• **Extracted records**
------

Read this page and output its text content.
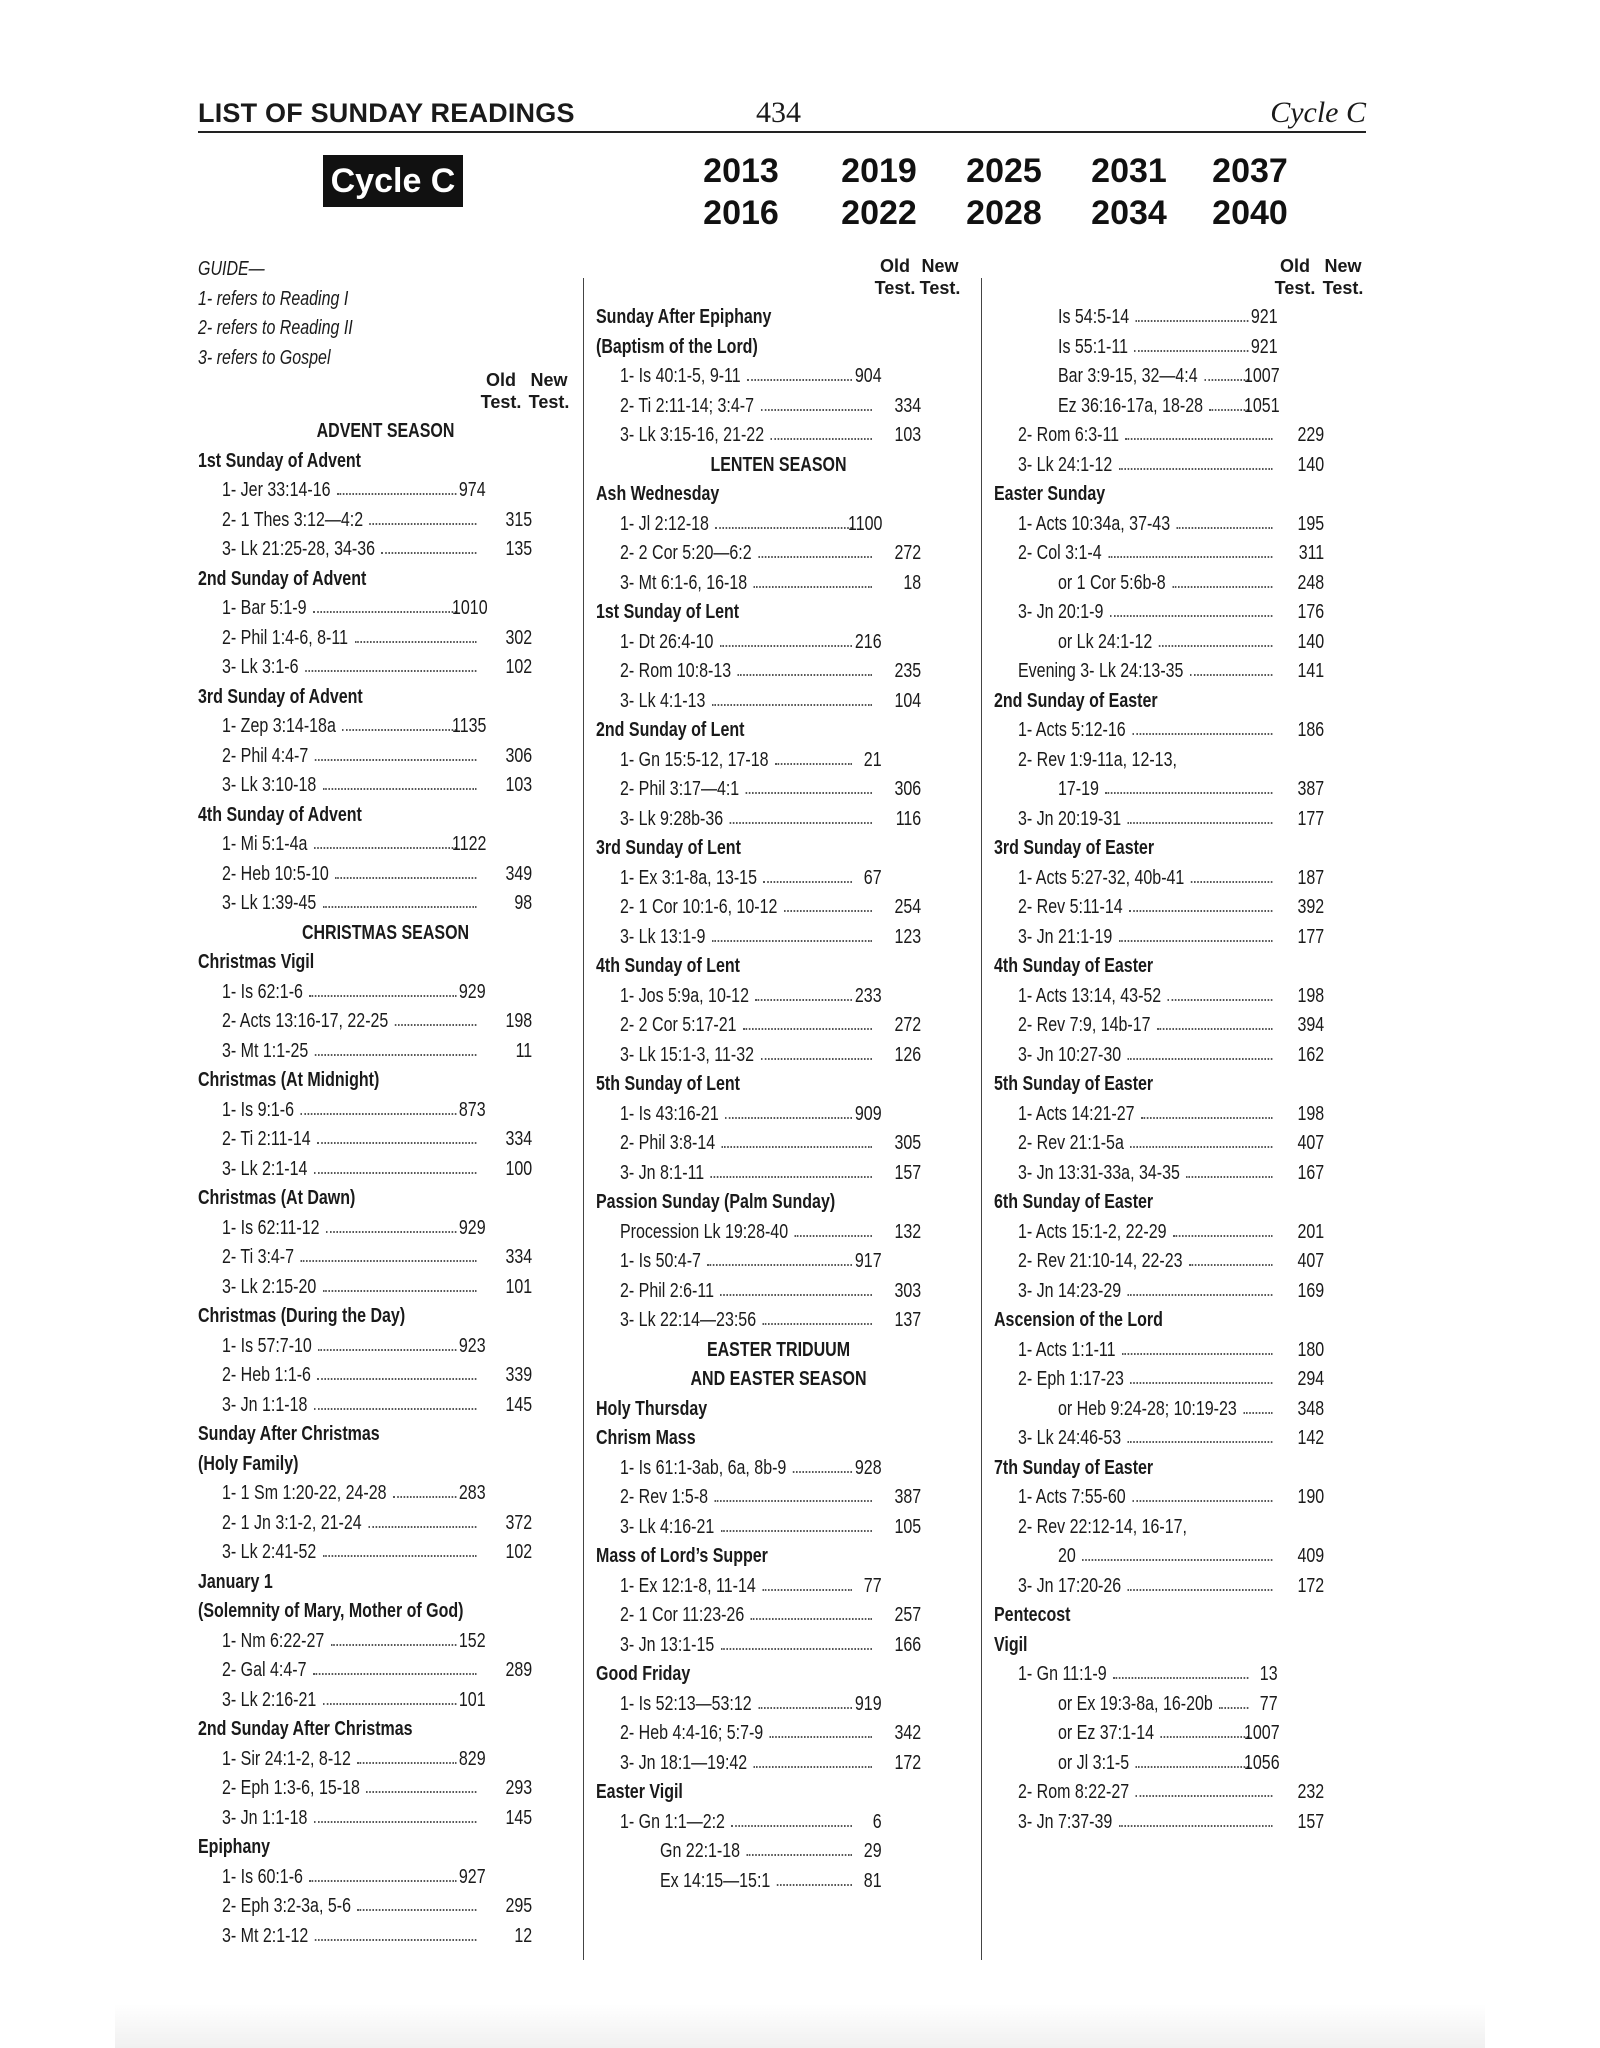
LIST OF SUNDAY READINGS	434	Cycle C
Cycle C	2013
2016
2019
2022
2025
2028
2031
2034
2037
2040
GUIDE—
1- refers to Reading I
2- refers to Reading II
3- refers to Gospel
Old
Test.
New
Test.
ADVENT SEASON
1st Sunday of Advent
1- Jer 33:14-16	974
2- 1 Thes 3:12—4:2	315
3- Lk 21:25-28, 34-36	135
2nd Sunday of Advent
1- Bar 5:1-9	1010
2- Phil 1:4-6, 8-11	302
3- Lk 3:1-6	102
3rd Sunday of Advent
1- Zep 3:14-18a	1135
2- Phil 4:4-7	306
3- Lk 3:10-18	103
4th Sunday of Advent
1- Mi 5:1-4a	1122
2- Heb 10:5-10	349
3- Lk 1:39-45	98
CHRISTMAS SEASON
Christmas Vigil
1- Is 62:1-6	929
2- Acts 13:16-17, 22-25	198
3- Mt 1:1-25	11
Christmas (At Midnight)
1- Is 9:1-6	873
2- Ti 2:11-14	334
3- Lk 2:1-14	100
Christmas (At Dawn)
1- Is 62:11-12	929
2- Ti 3:4-7	334
3- Lk 2:15-20	101
Christmas (During the Day)
1- Is 57:7-10	923
2- Heb 1:1-6	339
3- Jn 1:1-18	145
Sunday After Christmas
(Holy Family)
1- 1 Sm 1:20-22, 24-28	283
2- 1 Jn 3:1-2, 21-24	372
3- Lk 2:41-52	102
January 1
(Solemnity of Mary, Mother of God)
1- Nm 6:22-27	152
2- Gal 4:4-7	289
3- Lk 2:16-21	101
2nd Sunday After Christmas
1- Sir 24:1-2, 8-12	829
2- Eph 1:3-6, 15-18	293
3- Jn 1:1-18	145
Epiphany
1- Is 60:1-6	927
2- Eph 3:2-3a, 5-6	295
3- Mt 2:1-12	12
Old
Test.
New
Test.
Sunday After Epiphany
(Baptism of the Lord)
1- Is 40:1-5, 9-11	904
2- Ti 2:11-14; 3:4-7	334
3- Lk 3:15-16, 21-22	103
LENTEN SEASON
Ash Wednesday
1- Jl 2:12-18	1100
2- 2 Cor 5:20—6:2	272
3- Mt 6:1-6, 16-18	18
1st Sunday of Lent
1- Dt 26:4-10	216
2- Rom 10:8-13	235
3- Lk 4:1-13	104
2nd Sunday of Lent
1- Gn 15:5-12, 17-18	21
2- Phil 3:17—4:1	306
3- Lk 9:28b-36	116
3rd Sunday of Lent
1- Ex 3:1-8a, 13-15	67
2- 1 Cor 10:1-6, 10-12	254
3- Lk 13:1-9	123
4th Sunday of Lent
1- Jos 5:9a, 10-12	233
2- 2 Cor 5:17-21	272
3- Lk 15:1-3, 11-32	126
5th Sunday of Lent
1- Is 43:16-21	909
2- Phil 3:8-14	305
3- Jn 8:1-11	157
Passion Sunday (Palm Sunday)
Procession Lk 19:28-40	132
1- Is 50:4-7	917
2- Phil 2:6-11	303
3- Lk 22:14—23:56	137
EASTER TRIDUUM
AND EASTER SEASON
Holy Thursday
Chrism Mass
1- Is 61:1-3ab, 6a, 8b-9	928
2- Rev 1:5-8	387
3- Lk 4:16-21	105
Mass of Lord’s Supper
1- Ex 12:1-8, 11-14	77
2- 1 Cor 11:23-26	257
3- Jn 13:1-15	166
Good Friday
1- Is 52:13—53:12	919
2- Heb 4:4-16; 5:7-9	342
3- Jn 18:1—19:42	172
Easter Vigil
1- Gn 1:1—2:2	6
Gn 22:1-18	29
Ex 14:15—15:1	81
Old
Test.
New
Test.
Is 54:5-14	921
Is 55:1-11	921
Bar 3:9-15, 32—4:4 1007
Ez 36:16-17a, 18-28 1051
2- Rom 6:3-11	229
3- Lk 24:1-12	140
Easter Sunday
1- Acts 10:34a, 37-43	195
2- Col 3:1-4	311
or 1 Cor 5:6b-8	248
3- Jn 20:1-9	176
or Lk 24:1-12	140
Evening 3- Lk 24:13-35	141
2nd Sunday of Easter
1- Acts 5:12-16	186
2- Rev 1:9-11a, 12-13,
17-19	387
3- Jn 20:19-31	177
3rd Sunday of Easter
1- Acts 5:27-32, 40b-41	187
2- Rev 5:11-14	392
3- Jn 21:1-19	177
4th Sunday of Easter
1- Acts 13:14, 43-52	198
2- Rev 7:9, 14b-17	394
3- Jn 10:27-30	162
5th Sunday of Easter
1- Acts 14:21-27	198
2- Rev 21:1-5a	407
3- Jn 13:31-33a, 34-35	167
6th Sunday of Easter
1- Acts 15:1-2, 22-29	201
2- Rev 21:10-14, 22-23	407
3- Jn 14:23-29	169
Ascension of the Lord
1- Acts 1:1-11	180
2- Eph 1:17-23	294
or Heb 9:24-28; 10:19-23	348
3- Lk 24:46-53	142
7th Sunday of Easter
1- Acts 7:55-60	190
2- Rev 22:12-14, 16-17,
20	409
3- Jn 17:20-26	172
Pentecost
Vigil
1- Gn 11:1-9	13
or Ex 19:3-8a, 16-20b	77
or Ez 37:1-14	1007
or Jl 3:1-5	1056
2- Rom 8:22-27	232
3- Jn 7:37-39	157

------

• **WHAT IS REQUIRED**
In the records above, how many lines contain the string "Lord"? State that number only.

• **RESPONSE TO THIS EXERCISE**
3